Task inputs:
[Start]
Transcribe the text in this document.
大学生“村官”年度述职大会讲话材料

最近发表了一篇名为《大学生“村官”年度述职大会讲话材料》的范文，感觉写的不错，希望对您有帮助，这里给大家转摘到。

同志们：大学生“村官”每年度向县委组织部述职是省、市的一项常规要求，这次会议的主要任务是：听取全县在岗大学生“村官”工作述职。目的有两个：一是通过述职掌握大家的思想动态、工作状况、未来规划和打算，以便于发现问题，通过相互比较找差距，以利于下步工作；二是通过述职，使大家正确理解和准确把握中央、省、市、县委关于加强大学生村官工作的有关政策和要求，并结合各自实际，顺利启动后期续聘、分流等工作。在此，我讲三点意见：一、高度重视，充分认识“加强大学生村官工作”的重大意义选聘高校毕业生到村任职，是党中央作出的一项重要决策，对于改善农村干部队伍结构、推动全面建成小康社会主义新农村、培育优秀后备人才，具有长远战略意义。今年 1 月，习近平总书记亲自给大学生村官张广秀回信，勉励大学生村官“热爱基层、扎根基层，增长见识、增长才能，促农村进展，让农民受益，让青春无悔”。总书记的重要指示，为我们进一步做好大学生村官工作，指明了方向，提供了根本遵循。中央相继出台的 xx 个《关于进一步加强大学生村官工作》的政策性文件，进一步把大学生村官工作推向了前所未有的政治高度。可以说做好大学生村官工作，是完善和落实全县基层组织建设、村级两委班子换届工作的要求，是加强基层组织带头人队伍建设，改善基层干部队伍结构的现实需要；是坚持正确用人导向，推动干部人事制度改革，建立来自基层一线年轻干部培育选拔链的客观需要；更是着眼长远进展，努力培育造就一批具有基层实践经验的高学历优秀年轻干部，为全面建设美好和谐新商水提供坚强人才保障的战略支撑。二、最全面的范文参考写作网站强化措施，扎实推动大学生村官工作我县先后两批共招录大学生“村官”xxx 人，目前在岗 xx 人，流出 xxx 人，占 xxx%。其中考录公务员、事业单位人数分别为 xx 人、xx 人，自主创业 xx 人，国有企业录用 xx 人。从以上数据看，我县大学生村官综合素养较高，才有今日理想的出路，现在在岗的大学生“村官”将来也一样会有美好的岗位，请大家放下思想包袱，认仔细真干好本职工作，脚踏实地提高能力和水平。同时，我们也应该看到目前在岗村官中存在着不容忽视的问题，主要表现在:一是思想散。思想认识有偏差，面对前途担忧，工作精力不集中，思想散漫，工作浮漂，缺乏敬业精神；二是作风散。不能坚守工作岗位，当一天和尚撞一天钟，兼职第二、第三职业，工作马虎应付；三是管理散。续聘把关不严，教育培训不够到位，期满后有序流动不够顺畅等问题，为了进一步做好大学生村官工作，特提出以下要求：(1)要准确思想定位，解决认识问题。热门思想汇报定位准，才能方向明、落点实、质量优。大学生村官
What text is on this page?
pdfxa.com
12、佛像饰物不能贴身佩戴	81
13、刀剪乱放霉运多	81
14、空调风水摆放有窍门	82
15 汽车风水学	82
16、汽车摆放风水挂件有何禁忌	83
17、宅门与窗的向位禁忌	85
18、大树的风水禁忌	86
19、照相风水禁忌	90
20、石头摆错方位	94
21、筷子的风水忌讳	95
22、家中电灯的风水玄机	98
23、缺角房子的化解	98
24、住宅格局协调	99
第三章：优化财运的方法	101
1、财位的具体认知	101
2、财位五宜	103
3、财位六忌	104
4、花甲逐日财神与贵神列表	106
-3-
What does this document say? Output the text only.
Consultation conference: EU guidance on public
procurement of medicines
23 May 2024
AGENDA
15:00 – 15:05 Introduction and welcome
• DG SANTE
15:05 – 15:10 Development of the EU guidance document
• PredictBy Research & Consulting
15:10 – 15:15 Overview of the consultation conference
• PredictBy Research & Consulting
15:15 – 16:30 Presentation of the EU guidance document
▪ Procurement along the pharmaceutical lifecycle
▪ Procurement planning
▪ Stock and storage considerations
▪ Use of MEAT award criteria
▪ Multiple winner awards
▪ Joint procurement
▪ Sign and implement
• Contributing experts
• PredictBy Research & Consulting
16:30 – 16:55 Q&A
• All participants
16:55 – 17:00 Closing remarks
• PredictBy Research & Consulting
[End]
In the listing above, how many lines include the word "text"? Answer with the number and nothing more.

3